## Task inputs
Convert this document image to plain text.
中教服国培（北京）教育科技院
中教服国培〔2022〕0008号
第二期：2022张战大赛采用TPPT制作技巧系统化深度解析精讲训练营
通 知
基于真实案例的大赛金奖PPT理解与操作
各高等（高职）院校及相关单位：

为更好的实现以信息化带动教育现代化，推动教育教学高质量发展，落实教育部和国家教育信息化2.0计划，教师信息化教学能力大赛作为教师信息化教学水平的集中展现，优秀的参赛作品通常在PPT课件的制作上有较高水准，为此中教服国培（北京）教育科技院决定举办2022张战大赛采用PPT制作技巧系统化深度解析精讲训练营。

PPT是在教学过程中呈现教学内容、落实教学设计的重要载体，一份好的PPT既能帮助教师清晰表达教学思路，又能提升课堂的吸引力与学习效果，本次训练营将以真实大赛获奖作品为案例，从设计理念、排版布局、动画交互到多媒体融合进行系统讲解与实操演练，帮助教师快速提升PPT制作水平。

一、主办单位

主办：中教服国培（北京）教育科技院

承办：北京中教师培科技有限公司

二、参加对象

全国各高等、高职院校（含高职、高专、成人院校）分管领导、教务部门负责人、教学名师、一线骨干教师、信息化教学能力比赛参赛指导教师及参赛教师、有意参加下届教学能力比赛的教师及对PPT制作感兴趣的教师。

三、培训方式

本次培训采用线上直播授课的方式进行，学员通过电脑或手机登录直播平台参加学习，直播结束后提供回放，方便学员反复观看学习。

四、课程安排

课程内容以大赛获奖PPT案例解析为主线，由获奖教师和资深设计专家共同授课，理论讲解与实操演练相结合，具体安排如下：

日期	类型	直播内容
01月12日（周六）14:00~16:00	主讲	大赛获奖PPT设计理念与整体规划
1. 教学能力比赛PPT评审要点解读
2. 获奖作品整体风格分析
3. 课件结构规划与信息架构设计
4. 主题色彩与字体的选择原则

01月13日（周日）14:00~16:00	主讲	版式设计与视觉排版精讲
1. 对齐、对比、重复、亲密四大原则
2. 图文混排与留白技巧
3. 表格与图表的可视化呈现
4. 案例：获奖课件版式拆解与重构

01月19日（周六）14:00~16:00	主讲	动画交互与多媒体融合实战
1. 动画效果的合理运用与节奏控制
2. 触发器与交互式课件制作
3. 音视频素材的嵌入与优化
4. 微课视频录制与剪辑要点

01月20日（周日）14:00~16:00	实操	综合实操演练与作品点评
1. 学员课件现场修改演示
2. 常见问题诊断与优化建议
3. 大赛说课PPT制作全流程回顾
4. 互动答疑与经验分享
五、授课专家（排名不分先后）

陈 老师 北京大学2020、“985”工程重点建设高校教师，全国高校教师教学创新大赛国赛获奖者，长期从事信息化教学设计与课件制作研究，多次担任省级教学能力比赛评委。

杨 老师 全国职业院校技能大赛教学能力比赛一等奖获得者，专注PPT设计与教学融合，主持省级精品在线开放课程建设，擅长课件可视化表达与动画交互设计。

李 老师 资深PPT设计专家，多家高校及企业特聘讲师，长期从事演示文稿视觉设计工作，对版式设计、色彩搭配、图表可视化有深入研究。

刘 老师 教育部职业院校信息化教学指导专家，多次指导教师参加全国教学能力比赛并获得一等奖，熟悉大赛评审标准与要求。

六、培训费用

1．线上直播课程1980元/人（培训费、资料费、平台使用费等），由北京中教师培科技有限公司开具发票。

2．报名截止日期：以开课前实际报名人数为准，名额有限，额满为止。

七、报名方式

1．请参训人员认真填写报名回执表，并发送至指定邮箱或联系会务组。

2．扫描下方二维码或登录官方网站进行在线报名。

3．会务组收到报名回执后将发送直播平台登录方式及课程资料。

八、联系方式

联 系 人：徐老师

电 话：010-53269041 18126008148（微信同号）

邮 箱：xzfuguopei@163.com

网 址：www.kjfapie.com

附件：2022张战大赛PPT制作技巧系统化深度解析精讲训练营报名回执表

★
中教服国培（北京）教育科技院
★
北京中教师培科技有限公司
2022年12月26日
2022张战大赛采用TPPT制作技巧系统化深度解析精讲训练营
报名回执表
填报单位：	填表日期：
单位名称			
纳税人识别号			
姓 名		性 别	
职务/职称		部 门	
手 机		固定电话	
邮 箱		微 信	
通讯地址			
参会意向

## Task directions
Repeat the entries exactly, all of them.

## Result for this exercise
Convert this document image to plain text.
中教服国培（北京）教育科技院
中教服国培〔2022〕0008号
第二期：2022张战大赛采用TPPT制作技巧系统化深度解析精讲训练营
通 知
基于真实案例的大赛金奖PPT理解与操作
各高等（高职）院校及相关单位：

为更好的实现以信息化带动教育现代化，推动教育教学高质量发展，落实教育部和国家教育信息化2.0计划，教师信息化教学能力大赛作为教师信息化教学水平的集中展现，优秀的参赛作品通常在PPT课件的制作上有较高水准，为此中教服国培（北京）教育科技院决定举办2022张战大赛采用PPT制作技巧系统化深度解析精讲训练营。

PPT是在教学过程中呈现教学内容、落实教学设计的重要载体，一份好的PPT既能帮助教师清晰表达教学思路，又能提升课堂的吸引力与学习效果，本次训练营将以真实大赛获奖作品为案例，从设计理念、排版布局、动画交互到多媒体融合进行系统讲解与实操演练，帮助教师快速提升PPT制作水平。

一、主办单位

主办：中教服国培（北京）教育科技院

承办：北京中教师培科技有限公司

二、参加对象

全国各高等、高职院校（含高职、高专、成人院校）分管领导、教务部门负责人、教学名师、一线骨干教师、信息化教学能力比赛参赛指导教师及参赛教师、有意参加下届教学能力比赛的教师及对PPT制作感兴趣的教师。

三、培训方式

本次培训采用线上直播授课的方式进行，学员通过电脑或手机登录直播平台参加学习，直播结束后提供回放，方便学员反复观看学习。

四、课程安排

课程内容以大赛获奖PPT案例解析为主线，由获奖教师和资深设计专家共同授课，理论讲解与实操演练相结合，具体安排如下：

日期	类型	直播内容
01月12日（周六）14:00~16:00	主讲	大赛获奖PPT设计理念与整体规划
1. 教学能力比赛PPT评审要点解读
2. 获奖作品整体风格分析
3. 课件结构规划与信息架构设计
4. 主题色彩与字体的选择原则

01月13日（周日）14:00~16:00	主讲	版式设计与视觉排版精讲
1. 对齐、对比、重复、亲密四大原则
2. 图文混排与留白技巧
3. 表格与图表的可视化呈现
4. 案例：获奖课件版式拆解与重构

01月19日（周六）14:00~16:00	主讲	动画交互与多媒体融合实战
1. 动画效果的合理运用与节奏控制
2. 触发器与交互式课件制作
3. 音视频素材的嵌入与优化
4. 微课视频录制与剪辑要点

01月20日（周日）14:00~16:00	实操	综合实操演练与作品点评
1. 学员课件现场修改演示
2. 常见问题诊断与优化建议
3. 大赛说课PPT制作全流程回顾
4. 互动答疑与经验分享
五、授课专家（排名不分先后）

陈 老师 北京大学2020、“985”工程重点建设高校教师，全国高校教师教学创新大赛国赛获奖者，长期从事信息化教学设计与课件制作研究，多次担任省级教学能力比赛评委。

杨 老师 全国职业院校技能大赛教学能力比赛一等奖获得者，专注PPT设计与教学融合，主持省级精品在线开放课程建设，擅长课件可视化表达与动画交互设计。

李 老师 资深PPT设计专家，多家高校及企业特聘讲师，长期从事演示文稿视觉设计工作，对版式设计、色彩搭配、图表可视化有深入研究。

刘 老师 教育部职业院校信息化教学指导专家，多次指导教师参加全国教学能力比赛并获得一等奖，熟悉大赛评审标准与要求。

六、培训费用

1．线上直播课程1980元/人（培训费、资料费、平台使用费等），由北京中教师培科技有限公司开具发票。

2．报名截止日期：以开课前实际报名人数为准，名额有限，额满为止。

七、报名方式

1．请参训人员认真填写报名回执表，并发送至指定邮箱或联系会务组。

2．扫描下方二维码或登录官方网站进行在线报名。

3．会务组收到报名回执后将发送直播平台登录方式及课程资料。

八、联系方式

联 系 人：徐老师

电 话：010-53269041 18126008148（微信同号）

邮 箱：xzfuguopei@163.com

网 址：www.kjfapie.com

附件：2022张战大赛PPT制作技巧系统化深度解析精讲训练营报名回执表

★
中教服国培（北京）教育科技院
★
北京中教师培科技有限公司
2022年12月26日
2022张战大赛采用TPPT制作技巧系统化深度解析精讲训练营
报名回执表
填报单位：	填表日期：
单位名称			
纳税人识别号			
姓 名		性 别	
职务/职称		部 门	
手 机		固定电话	
邮 箱		微 信	
通讯地址			
参会意向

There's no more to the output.